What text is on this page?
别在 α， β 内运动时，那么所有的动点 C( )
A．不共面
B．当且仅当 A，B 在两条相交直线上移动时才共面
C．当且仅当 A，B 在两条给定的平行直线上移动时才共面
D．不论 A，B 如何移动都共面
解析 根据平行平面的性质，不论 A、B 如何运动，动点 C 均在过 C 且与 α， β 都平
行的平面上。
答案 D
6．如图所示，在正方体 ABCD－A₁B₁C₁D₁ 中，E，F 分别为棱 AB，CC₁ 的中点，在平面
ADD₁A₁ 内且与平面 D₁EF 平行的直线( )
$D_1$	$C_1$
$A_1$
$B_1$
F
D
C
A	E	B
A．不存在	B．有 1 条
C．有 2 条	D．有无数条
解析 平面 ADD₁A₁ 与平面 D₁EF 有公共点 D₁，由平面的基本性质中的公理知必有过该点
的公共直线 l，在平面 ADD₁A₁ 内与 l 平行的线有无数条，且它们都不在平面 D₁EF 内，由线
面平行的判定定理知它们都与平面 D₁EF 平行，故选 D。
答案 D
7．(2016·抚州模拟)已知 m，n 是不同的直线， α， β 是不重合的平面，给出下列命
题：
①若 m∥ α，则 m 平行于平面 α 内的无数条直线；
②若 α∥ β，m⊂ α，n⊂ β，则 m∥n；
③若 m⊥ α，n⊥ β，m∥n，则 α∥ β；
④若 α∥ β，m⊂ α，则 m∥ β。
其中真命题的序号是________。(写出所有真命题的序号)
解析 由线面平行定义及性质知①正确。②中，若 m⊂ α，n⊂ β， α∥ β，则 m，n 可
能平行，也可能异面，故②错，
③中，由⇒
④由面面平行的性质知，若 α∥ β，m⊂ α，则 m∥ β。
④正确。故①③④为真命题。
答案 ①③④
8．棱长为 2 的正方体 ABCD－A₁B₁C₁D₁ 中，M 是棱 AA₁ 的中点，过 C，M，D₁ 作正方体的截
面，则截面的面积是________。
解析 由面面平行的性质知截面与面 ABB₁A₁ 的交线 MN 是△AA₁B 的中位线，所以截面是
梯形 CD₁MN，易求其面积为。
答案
▬▬▬▬▬▬▬▬▬▬
WRITTEN REQUEST -
Type the whole listing again, unaltered.

SOLUTION FOR THIS EXERCISE -
What text is on this page?
别在 α， β 内运动时，那么所有的动点 C( )
A．不共面
B．当且仅当 A，B 在两条相交直线上移动时才共面
C．当且仅当 A，B 在两条给定的平行直线上移动时才共面
D．不论 A，B 如何移动都共面
解析 根据平行平面的性质，不论 A、B 如何运动，动点 C 均在过 C 且与 α， β 都平
行的平面上。
答案 D
6．如图所示，在正方体 ABCD－A₁B₁C₁D₁ 中，E，F 分别为棱 AB，CC₁ 的中点，在平面
ADD₁A₁ 内且与平面 D₁EF 平行的直线( )
$D_1$	$C_1$
$A_1$
$B_1$
F
D
C
A	E	B
A．不存在	B．有 1 条
C．有 2 条	D．有无数条
解析 平面 ADD₁A₁ 与平面 D₁EF 有公共点 D₁，由平面的基本性质中的公理知必有过该点
的公共直线 l，在平面 ADD₁A₁ 内与 l 平行的线有无数条，且它们都不在平面 D₁EF 内，由线
面平行的判定定理知它们都与平面 D₁EF 平行，故选 D。
答案 D
7．(2016·抚州模拟)已知 m，n 是不同的直线， α， β 是不重合的平面，给出下列命
题：
①若 m∥ α，则 m 平行于平面 α 内的无数条直线；
②若 α∥ β，m⊂ α，n⊂ β，则 m∥n；
③若 m⊥ α，n⊥ β，m∥n，则 α∥ β；
④若 α∥ β，m⊂ α，则 m∥ β。
其中真命题的序号是________。(写出所有真命题的序号)
解析 由线面平行定义及性质知①正确。②中，若 m⊂ α，n⊂ β， α∥ β，则 m，n 可
能平行，也可能异面，故②错，
③中，由⇒
④由面面平行的性质知，若 α∥ β，m⊂ α，则 m∥ β。
④正确。故①③④为真命题。
答案 ①③④
8．棱长为 2 的正方体 ABCD－A₁B₁C₁D₁ 中，M 是棱 AA₁ 的中点，过 C，M，D₁ 作正方体的截
面，则截面的面积是________。
解析 由面面平行的性质知截面与面 ABB₁A₁ 的交线 MN 是△AA₁B 的中位线，所以截面是
梯形 CD₁MN，易求其面积为。
答案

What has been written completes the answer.